Entries:

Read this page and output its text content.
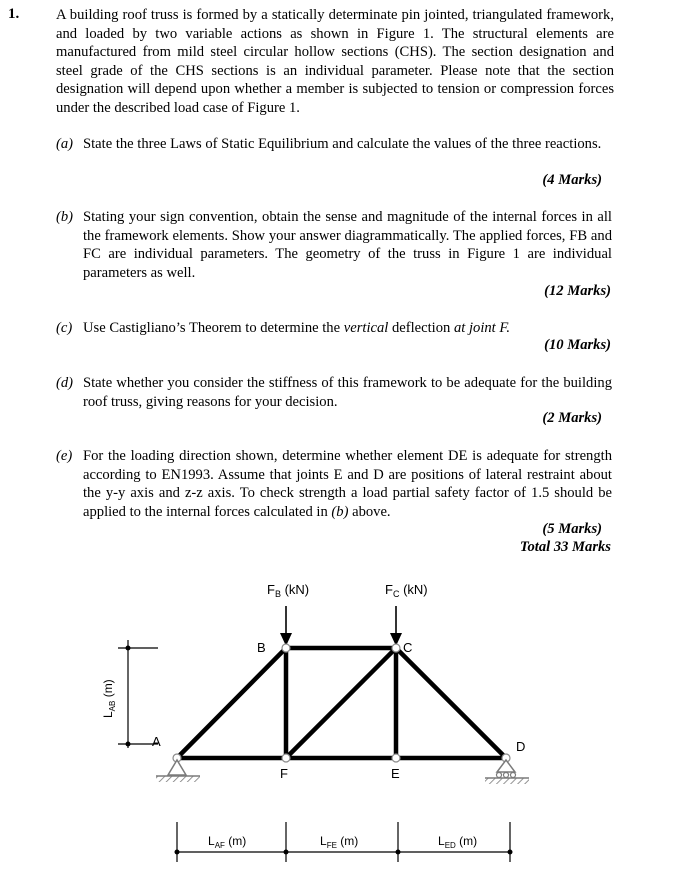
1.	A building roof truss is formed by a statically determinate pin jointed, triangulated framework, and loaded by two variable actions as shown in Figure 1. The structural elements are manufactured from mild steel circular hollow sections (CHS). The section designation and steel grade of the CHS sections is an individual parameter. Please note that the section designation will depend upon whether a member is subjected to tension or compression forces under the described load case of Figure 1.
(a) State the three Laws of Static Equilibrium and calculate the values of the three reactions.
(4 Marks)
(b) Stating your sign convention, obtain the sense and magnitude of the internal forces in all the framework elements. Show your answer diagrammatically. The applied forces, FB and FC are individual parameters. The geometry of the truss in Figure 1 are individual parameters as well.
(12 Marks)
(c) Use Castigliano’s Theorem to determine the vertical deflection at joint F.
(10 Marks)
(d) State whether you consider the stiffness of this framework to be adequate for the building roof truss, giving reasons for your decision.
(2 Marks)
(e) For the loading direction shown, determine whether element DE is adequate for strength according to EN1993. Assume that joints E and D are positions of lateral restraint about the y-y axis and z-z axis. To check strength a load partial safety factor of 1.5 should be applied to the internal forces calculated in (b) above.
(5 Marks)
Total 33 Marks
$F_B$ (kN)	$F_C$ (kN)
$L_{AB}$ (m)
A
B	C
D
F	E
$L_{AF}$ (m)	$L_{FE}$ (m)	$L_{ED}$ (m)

What to work on: Reproduce each line of the records exactly, and omit every picture.

Full solution:
Read this page and output its text content.
1.	A building roof truss is formed by a statically determinate pin jointed, triangulated framework, and loaded by two variable actions as shown in Figure 1. The structural elements are manufactured from mild steel circular hollow sections (CHS). The section designation and steel grade of the CHS sections is an individual parameter. Please note that the section designation will depend upon whether a member is subjected to tension or compression forces under the described load case of Figure 1.
(a) State the three Laws of Static Equilibrium and calculate the values of the three reactions.
(4 Marks)
(b) Stating your sign convention, obtain the sense and magnitude of the internal forces in all the framework elements. Show your answer diagrammatically. The applied forces, FB and FC are individual parameters. The geometry of the truss in Figure 1 are individual parameters as well.
(12 Marks)
(c) Use Castigliano’s Theorem to determine the vertical deflection at joint F.
(10 Marks)
(d) State whether you consider the stiffness of this framework to be adequate for the building roof truss, giving reasons for your decision.
(2 Marks)
(e) For the loading direction shown, determine whether element DE is adequate for strength according to EN1993. Assume that joints E and D are positions of lateral restraint about the y-y axis and z-z axis. To check strength a load partial safety factor of 1.5 should be applied to the internal forces calculated in (b) above.
(5 Marks)
Total 33 Marks
$F_B$ (kN)	$F_C$ (kN)
$L_{AB}$ (m)
A
B	C
D
F	E
$L_{AF}$ (m)	$L_{FE}$ (m)	$L_{ED}$ (m)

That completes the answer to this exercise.